(Task directions): Restate the complete material exactly.
----
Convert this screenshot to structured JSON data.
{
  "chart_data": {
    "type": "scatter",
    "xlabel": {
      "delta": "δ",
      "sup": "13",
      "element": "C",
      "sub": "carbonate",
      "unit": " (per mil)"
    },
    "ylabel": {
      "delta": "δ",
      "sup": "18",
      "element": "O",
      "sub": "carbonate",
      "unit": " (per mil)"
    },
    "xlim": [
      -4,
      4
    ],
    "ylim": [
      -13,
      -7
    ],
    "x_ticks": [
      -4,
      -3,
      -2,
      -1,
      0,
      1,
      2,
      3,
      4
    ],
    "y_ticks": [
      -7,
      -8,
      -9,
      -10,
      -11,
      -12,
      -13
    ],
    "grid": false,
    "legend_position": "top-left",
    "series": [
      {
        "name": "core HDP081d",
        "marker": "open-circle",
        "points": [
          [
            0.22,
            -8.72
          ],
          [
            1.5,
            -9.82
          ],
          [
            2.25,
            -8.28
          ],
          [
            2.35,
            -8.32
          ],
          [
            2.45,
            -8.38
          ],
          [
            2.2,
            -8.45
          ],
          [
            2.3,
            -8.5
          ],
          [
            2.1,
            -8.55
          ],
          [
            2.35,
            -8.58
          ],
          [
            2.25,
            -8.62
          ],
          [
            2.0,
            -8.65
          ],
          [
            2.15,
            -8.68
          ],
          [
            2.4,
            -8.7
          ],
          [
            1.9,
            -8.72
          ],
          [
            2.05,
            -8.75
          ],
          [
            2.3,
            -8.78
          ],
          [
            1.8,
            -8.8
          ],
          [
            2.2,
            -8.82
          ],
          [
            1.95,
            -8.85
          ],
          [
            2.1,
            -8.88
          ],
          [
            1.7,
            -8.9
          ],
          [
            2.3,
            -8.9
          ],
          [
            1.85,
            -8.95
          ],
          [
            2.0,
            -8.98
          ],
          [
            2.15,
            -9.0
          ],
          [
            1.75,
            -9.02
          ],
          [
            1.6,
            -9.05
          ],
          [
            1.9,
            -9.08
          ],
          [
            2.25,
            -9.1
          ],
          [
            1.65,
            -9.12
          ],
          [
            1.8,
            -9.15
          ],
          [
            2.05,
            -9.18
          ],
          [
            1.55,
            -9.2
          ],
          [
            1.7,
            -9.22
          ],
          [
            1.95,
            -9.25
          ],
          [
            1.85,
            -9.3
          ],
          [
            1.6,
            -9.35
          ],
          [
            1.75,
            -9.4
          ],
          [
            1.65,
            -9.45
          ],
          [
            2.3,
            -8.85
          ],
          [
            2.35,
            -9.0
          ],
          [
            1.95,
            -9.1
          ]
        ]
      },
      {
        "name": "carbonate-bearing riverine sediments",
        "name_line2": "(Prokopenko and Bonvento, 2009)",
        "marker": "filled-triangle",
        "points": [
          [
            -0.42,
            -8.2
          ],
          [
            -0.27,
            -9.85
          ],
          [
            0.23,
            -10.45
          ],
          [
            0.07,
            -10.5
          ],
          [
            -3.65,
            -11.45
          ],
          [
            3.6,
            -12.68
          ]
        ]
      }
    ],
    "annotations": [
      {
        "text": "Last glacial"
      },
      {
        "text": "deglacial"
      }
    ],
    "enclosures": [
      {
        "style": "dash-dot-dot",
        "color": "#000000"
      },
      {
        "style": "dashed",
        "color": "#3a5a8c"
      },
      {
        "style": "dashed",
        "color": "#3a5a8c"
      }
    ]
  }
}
----
(Result):
Convert this screenshot to structured JSON data.
{
  "chart_data": {
    "type": "scatter",
    "xlabel": {
      "delta": "δ",
      "sup": "13",
      "element": "C",
      "sub": "carbonate",
      "unit": " (per mil)"
    },
    "ylabel": {
      "delta": "δ",
      "sup": "18",
      "element": "O",
      "sub": "carbonate",
      "unit": " (per mil)"
    },
    "xlim": [
      -4,
      4
    ],
    "ylim": [
      -13,
      -7
    ],
    "x_ticks": [
      -4,
      -3,
      -2,
      -1,
      0,
      1,
      2,
      3,
      4
    ],
    "y_ticks": [
      -7,
      -8,
      -9,
      -10,
      -11,
      -12,
      -13
    ],
    "grid": false,
    "legend_position": "top-left",
    "series": [
      {
        "name": "core HDP081d",
        "marker": "open-circle",
        "points": [
          [
            0.22,
            -8.72
          ],
          [
            1.5,
            -9.82
          ],
          [
            2.25,
            -8.28
          ],
          [
            2.35,
            -8.32
          ],
          [
            2.45,
            -8.38
          ],
          [
            2.2,
            -8.45
          ],
          [
            2.3,
            -8.5
          ],
          [
            2.1,
            -8.55
          ],
          [
            2.35,
            -8.58
          ],
          [
            2.25,
            -8.62
          ],
          [
            2.0,
            -8.65
          ],
          [
            2.15,
            -8.68
          ],
          [
            2.4,
            -8.7
          ],
          [
            1.9,
            -8.72
          ],
          [
            2.05,
            -8.75
          ],
          [
            2.3,
            -8.78
          ],
          [
            1.8,
            -8.8
          ],
          [
            2.2,
            -8.82
          ],
          [
            1.95,
            -8.85
          ],
          [
            2.1,
            -8.88
          ],
          [
            1.7,
            -8.9
          ],
          [
            2.3,
            -8.9
          ],
          [
            1.85,
            -8.95
          ],
          [
            2.0,
            -8.98
          ],
          [
            2.15,
            -9.0
          ],
          [
            1.75,
            -9.02
          ],
          [
            1.6,
            -9.05
          ],
          [
            1.9,
            -9.08
          ],
          [
            2.25,
            -9.1
          ],
          [
            1.65,
            -9.12
          ],
          [
            1.8,
            -9.15
          ],
          [
            2.05,
            -9.18
          ],
          [
            1.55,
            -9.2
          ],
          [
            1.7,
            -9.22
          ],
          [
            1.95,
            -9.25
          ],
          [
            1.85,
            -9.3
          ],
          [
            1.6,
            -9.35
          ],
          [
            1.75,
            -9.4
          ],
          [
            1.65,
            -9.45
          ],
          [
            2.3,
            -8.85
          ],
          [
            2.35,
            -9.0
          ],
          [
            1.95,
            -9.1
          ]
        ]
      },
      {
        "name": "carbonate-bearing riverine sediments",
        "name_line2": "(Prokopenko and Bonvento, 2009)",
        "marker": "filled-triangle",
        "points": [
          [
            -0.42,
            -8.2
          ],
          [
            -0.27,
            -9.85
          ],
          [
            0.23,
            -10.45
          ],
          [
            0.07,
            -10.5
          ],
          [
            -3.65,
            -11.45
          ],
          [
            3.6,
            -12.68
          ]
        ]
      }
    ],
    "annotations": [
      {
        "text": "Last glacial"
      },
      {
        "text": "deglacial"
      }
    ],
    "enclosures": [
      {
        "style": "dash-dot-dot",
        "color": "#000000"
      },
      {
        "style": "dashed",
        "color": "#3a5a8c"
      },
      {
        "style": "dashed",
        "color": "#3a5a8c"
      }
    ]
  }
}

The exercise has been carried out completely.